▸ **DATA SUPPLIED**:
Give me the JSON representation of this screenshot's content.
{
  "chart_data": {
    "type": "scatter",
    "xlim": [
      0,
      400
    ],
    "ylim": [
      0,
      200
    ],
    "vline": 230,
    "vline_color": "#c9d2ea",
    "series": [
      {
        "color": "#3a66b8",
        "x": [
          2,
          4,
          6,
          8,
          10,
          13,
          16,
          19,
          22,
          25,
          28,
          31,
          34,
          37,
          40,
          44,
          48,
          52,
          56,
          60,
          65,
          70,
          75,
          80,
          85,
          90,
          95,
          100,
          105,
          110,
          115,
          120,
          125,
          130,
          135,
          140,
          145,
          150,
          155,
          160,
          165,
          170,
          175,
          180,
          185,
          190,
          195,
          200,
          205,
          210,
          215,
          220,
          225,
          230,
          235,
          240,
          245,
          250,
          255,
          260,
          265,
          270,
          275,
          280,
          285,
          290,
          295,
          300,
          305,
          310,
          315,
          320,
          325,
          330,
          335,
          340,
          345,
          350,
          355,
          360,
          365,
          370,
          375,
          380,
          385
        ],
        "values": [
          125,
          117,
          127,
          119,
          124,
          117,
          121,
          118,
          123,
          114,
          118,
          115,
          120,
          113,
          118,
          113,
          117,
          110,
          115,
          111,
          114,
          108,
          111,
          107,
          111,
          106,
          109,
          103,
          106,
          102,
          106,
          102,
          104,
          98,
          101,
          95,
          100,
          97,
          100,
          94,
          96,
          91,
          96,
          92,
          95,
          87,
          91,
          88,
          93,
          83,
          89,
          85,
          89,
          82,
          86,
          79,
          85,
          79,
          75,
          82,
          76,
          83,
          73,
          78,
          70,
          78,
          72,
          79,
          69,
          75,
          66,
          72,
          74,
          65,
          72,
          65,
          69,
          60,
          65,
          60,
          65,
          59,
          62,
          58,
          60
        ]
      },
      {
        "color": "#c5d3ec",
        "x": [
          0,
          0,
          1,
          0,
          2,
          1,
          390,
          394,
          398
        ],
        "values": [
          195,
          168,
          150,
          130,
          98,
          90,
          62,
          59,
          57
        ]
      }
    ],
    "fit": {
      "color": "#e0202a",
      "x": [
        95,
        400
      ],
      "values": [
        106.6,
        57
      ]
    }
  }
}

▸ **TASK TO COMPLETE**:
Every entry in the listing must be retyped exactly.

▸ **OUTPUT OF THE EXERCISE**:
Give me the JSON representation of this screenshot's content.
{
  "chart_data": {
    "type": "scatter",
    "xlim": [
      0,
      400
    ],
    "ylim": [
      0,
      200
    ],
    "vline": 230,
    "vline_color": "#c9d2ea",
    "series": [
      {
        "color": "#3a66b8",
        "x": [
          2,
          4,
          6,
          8,
          10,
          13,
          16,
          19,
          22,
          25,
          28,
          31,
          34,
          37,
          40,
          44,
          48,
          52,
          56,
          60,
          65,
          70,
          75,
          80,
          85,
          90,
          95,
          100,
          105,
          110,
          115,
          120,
          125,
          130,
          135,
          140,
          145,
          150,
          155,
          160,
          165,
          170,
          175,
          180,
          185,
          190,
          195,
          200,
          205,
          210,
          215,
          220,
          225,
          230,
          235,
          240,
          245,
          250,
          255,
          260,
          265,
          270,
          275,
          280,
          285,
          290,
          295,
          300,
          305,
          310,
          315,
          320,
          325,
          330,
          335,
          340,
          345,
          350,
          355,
          360,
          365,
          370,
          375,
          380,
          385
        ],
        "values": [
          125,
          117,
          127,
          119,
          124,
          117,
          121,
          118,
          123,
          114,
          118,
          115,
          120,
          113,
          118,
          113,
          117,
          110,
          115,
          111,
          114,
          108,
          111,
          107,
          111,
          106,
          109,
          103,
          106,
          102,
          106,
          102,
          104,
          98,
          101,
          95,
          100,
          97,
          100,
          94,
          96,
          91,
          96,
          92,
          95,
          87,
          91,
          88,
          93,
          83,
          89,
          85,
          89,
          82,
          86,
          79,
          85,
          79,
          75,
          82,
          76,
          83,
          73,
          78,
          70,
          78,
          72,
          79,
          69,
          75,
          66,
          72,
          74,
          65,
          72,
          65,
          69,
          60,
          65,
          60,
          65,
          59,
          62,
          58,
          60
        ]
      },
      {
        "color": "#c5d3ec",
        "x": [
          0,
          0,
          1,
          0,
          2,
          1,
          390,
          394,
          398
        ],
        "values": [
          195,
          168,
          150,
          130,
          98,
          90,
          62,
          59,
          57
        ]
      }
    ],
    "fit": {
      "color": "#e0202a",
      "x": [
        95,
        400
      ],
      "values": [
        106.6,
        57
      ]
    }
  }
}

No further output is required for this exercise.